----- Dataset entries

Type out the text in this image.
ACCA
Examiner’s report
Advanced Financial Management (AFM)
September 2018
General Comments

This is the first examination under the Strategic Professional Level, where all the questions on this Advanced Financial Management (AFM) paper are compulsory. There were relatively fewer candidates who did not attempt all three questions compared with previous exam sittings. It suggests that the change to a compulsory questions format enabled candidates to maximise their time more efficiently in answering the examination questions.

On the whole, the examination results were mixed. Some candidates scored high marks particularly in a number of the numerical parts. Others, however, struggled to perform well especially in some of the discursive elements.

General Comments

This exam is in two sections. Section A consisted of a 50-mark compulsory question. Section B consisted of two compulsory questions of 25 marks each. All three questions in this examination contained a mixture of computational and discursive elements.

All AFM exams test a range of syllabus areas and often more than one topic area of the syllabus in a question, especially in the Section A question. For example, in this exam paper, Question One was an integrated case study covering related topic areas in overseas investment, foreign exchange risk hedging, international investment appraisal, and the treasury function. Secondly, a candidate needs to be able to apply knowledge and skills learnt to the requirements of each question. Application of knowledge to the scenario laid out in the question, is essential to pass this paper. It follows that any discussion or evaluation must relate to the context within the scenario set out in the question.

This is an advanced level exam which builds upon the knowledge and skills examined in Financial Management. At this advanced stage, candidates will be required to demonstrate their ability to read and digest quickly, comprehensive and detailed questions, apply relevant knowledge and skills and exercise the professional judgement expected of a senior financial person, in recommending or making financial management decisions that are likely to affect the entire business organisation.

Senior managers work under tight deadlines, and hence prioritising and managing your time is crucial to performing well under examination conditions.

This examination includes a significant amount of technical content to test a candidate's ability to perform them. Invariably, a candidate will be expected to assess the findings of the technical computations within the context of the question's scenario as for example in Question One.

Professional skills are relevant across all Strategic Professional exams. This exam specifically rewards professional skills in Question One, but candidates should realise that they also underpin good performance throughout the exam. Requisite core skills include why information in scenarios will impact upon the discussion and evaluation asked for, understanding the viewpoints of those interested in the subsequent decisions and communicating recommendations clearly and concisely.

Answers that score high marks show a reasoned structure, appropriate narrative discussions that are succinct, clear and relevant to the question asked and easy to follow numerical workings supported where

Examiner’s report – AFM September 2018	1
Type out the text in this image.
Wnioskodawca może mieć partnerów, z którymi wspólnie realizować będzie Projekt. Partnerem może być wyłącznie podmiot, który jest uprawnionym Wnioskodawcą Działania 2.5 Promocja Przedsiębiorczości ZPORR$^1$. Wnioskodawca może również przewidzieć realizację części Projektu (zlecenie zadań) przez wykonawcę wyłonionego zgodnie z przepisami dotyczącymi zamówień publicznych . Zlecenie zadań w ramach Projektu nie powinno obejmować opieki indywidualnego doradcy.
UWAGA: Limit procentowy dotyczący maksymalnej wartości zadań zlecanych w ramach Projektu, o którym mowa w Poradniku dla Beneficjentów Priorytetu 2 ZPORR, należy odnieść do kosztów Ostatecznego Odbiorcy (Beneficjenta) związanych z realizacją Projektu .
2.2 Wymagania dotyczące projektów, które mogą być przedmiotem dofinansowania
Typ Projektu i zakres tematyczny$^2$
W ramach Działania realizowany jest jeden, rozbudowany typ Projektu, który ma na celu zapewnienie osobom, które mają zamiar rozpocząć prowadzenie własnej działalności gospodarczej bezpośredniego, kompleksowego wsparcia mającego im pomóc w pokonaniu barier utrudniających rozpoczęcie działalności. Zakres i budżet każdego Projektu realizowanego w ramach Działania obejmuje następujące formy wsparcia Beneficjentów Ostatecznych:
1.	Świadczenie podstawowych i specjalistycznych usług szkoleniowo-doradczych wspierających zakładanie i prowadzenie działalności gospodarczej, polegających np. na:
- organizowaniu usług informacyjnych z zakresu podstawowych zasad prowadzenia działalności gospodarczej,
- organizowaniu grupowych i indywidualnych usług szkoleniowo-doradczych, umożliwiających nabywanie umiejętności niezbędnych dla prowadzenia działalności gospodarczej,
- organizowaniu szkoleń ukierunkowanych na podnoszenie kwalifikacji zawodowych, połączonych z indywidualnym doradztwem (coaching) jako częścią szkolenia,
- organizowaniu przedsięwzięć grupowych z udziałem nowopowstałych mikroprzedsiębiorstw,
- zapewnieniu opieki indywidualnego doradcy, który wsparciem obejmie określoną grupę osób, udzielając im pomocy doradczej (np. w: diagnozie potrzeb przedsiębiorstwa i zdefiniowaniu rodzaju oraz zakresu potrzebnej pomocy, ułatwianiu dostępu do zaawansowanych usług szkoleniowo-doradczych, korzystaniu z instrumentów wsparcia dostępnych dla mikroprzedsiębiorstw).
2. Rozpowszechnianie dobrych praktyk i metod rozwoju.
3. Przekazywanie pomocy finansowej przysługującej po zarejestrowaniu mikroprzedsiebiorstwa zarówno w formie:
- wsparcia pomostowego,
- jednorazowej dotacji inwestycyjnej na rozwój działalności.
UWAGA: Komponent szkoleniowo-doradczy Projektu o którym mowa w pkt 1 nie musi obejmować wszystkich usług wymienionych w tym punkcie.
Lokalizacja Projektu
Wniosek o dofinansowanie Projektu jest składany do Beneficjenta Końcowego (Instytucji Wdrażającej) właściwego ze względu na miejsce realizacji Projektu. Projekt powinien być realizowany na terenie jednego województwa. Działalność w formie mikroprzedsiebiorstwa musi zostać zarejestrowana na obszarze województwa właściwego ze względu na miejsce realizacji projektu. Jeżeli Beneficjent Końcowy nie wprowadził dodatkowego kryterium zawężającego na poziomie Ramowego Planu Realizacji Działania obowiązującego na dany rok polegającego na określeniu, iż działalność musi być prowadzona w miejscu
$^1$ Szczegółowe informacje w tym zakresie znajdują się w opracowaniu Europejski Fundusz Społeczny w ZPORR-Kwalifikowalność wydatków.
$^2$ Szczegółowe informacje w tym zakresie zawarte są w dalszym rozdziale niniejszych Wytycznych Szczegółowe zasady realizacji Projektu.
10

----------

Written instruction: From the data above, pick out each line containing "pomocy" and copy it.

Written answer:
- zapewnieniu opieki indywidualnego doradcy, który wsparciem obejmie określoną grupę osób, udzielając im pomocy doradczej (np. w: diagnozie potrzeb przedsiębiorstwa i zdefiniowaniu rodzaju oraz zakresu potrzebnej pomocy, ułatwianiu dostępu do zaawansowanych usług szkoleniowo-doradczych, korzystaniu z instrumentów wsparcia dostępnych dla mikroprzedsiębiorstw).
3. Przekazywanie pomocy finansowej przysługującej po zarejestrowaniu mikroprzedsiebiorstwa zarówno w formie:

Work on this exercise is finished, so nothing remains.